──────── Texto de lectura ────────
Texto
publicado originalmente en la página de Facebook de “Presencia Universitaria”, periódico de la
Universidad Nacional Autónoma de Honduras (UNAH), el miércoles, 29 de mayo de
2013.
V.
El dinero no es la vida
es tan solo vanidad.
Luis Alcaraz, Quinto patio.
El dinero es el dios cotidiano
de esta época, pero cada cultura tiene su particular modo de venerarlo.
Sorprende que en el Cercano
Oriente, donde se acuñaron de manera oficial las monedas más antiguas que se
conocen, la gente las desprecie y prefiera los billetes.
En esta región, donde nada
parece tener precio fijo —y que puede ser tan molesto—, corroboré el valor
subjetivo del dinero en la cotidianeidad del viaje. La pericia ancestral de los
mercaderes —quienes ya comerciaban antes de que aparecieran las culturas
antiguas de mi país—, lo hace fluctuar a su antojo. De hecho, se experimenta la
sensación de que estas personas poseen tal habilidad, que al final hacen pensar
al cliente que hizo un buen negocio. Lo cierto es que jamás pierden.
En Grecia, donde comenzó mi
travesía por el Oriente Próximo, en la zona comercial ateniense de Monastiráki,
ingresé a un local estrecho donde, al fondo permanecía sentada una anciana. Yo
buscaba una sudadera que portara el nombre del país y, si bien ya había visto
otras, encontré la que más me agradó en ese lugar. Le pregunté cuánto costaba y
me respondió que treinta y cinco euros. Le agradecí y me dirigí a la salida
cuando me alcanzó ¡y me dijo que me la vendía en veinte!
──────── Extracto de datos ────────
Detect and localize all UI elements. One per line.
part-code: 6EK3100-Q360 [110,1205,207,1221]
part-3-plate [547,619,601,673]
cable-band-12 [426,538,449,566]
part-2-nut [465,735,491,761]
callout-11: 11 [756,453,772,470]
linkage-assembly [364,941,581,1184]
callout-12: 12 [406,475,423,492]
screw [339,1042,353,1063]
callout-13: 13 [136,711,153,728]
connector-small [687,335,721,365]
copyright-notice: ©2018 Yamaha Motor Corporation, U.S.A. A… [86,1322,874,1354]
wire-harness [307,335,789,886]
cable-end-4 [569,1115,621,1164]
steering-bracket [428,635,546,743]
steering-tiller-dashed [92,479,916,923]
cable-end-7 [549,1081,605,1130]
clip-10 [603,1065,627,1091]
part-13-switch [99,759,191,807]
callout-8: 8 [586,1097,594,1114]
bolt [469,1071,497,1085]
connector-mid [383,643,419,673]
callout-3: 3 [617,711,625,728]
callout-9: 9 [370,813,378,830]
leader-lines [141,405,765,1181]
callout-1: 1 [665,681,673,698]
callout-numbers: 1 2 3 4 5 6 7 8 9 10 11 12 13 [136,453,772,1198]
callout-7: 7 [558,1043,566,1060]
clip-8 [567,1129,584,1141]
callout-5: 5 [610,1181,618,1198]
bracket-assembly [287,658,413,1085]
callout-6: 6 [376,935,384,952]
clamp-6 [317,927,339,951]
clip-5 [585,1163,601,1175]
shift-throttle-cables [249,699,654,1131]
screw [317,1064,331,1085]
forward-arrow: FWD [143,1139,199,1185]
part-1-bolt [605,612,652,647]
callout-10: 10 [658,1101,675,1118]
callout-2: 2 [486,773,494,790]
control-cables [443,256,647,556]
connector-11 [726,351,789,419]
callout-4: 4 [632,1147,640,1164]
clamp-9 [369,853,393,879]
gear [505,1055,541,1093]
────────
— Problemas y tareas —
[1] Indica si cada afirmación concuerda con el texto sobre el dinero en el Cercano Oriente y respalda cada respuesta (sí o no) con las palabras decisivas del texto, citadas literalmente: (a) El viaje que se narra por el Oriente Próximo comenzó en Grecia. (b) La anciana pidió primero veinte euros por la sudadera. (c) En el Cercano Oriente la gente prefiere las monedas a los billetes.
[2] Prosigue el relato sobre el dinero en el Cercano Oriente a partir de su última oración.

— Respuestas —
[1]
(a) Sí: «En Grecia, donde comenzó mi travesía por el Oriente Próximo».
(b) No: «me respondió que treinta y cinco euros».
(c) No: «la gente las desprecie y prefiera los billetes».

[2]
Deseaba un sombrero tradicional
árabe que en Turquía recibe el nombre de fez. Además de los euros y las liras
turcas, llevaba algunos dólares. Lo compré en el interior del laberíntico Gran
Bazar de Estambul, no sin ciertas dificultades. El tocado estaba metido dentro
de otro, por lo que cuando el anciano vendedor lo sacó y me lo mostró, tenía
una marca. Yo le argumenté que quería otro porque ese estaba maltratado. Aquél
sacudía el sombrero con la mano para demostrarme que el desperfecto se quitaría
mientras gritaba: “¡No problema, siñór: ’stá bien, siñór, ’stá bien!” Ante mis
dudas, se enojaba más y golpeaba la mercancía repitiendo la misma fórmula.
Pagué diez dólares —originalmente costaba trece— y me alejé regañado de aquel puesto.
Sin embargo, el desprecio por
la morralla —como nombramos coloquialmente en México a las monedas de baja
denominación—, lo percibí verdaderamente en pueblos más milenarios como Israel
y Egipto.
A mi llegada al primero
conversé amenamente con el conductor que me transportó de Tel-Aviv a Jerusalén.
Me confesó que su familia provenía de Connecticut. Tan pronto como llegamos al
hotel, prácticamente me exigió la propina. Yo le di cinco euros en moneda
—¡aproximadamente cien pesos, de acuerdo con el tipo de cambio de entonces!—, y
al ver el dinero en la palma de su mano me dedicó un gesto de desprecio, lo
cual me disgustó bastante.
Días después, en la propia
Jerusalén me dirigí al barrio árabe, donde además del zoco se encuentra el
Santo Sepulcro. Debido a que los judíos suspenden toda actividad durante el
Sabbat y la ciudad se muere prácticamente hasta el anochecer del sábado, uno se
queda varado si no prevé como me sucedió a mí. Me acerqué pues a un sitio de
taxis para fijar la tarifa de la transportación. Primeramente el sujeto me dijo
que serían veinte euros. Al percatarse de que no pagaría tal cantidad, ofreció
llevarme por diez, pero me condicionó a que además le diera propina. Lo repitió
muchas veces: “Ten iuros an tip, ten iuros an tip, ser.” El conductor
palestino, nacido en Sudáfrica, quien se dedicó a quejarse amargamente de los
hebreos en un trayecto más bien fugaz del centro al noroeste de la ciudad,
apelando así a mi conmiseración, se indignó cuando le pagué con cambio.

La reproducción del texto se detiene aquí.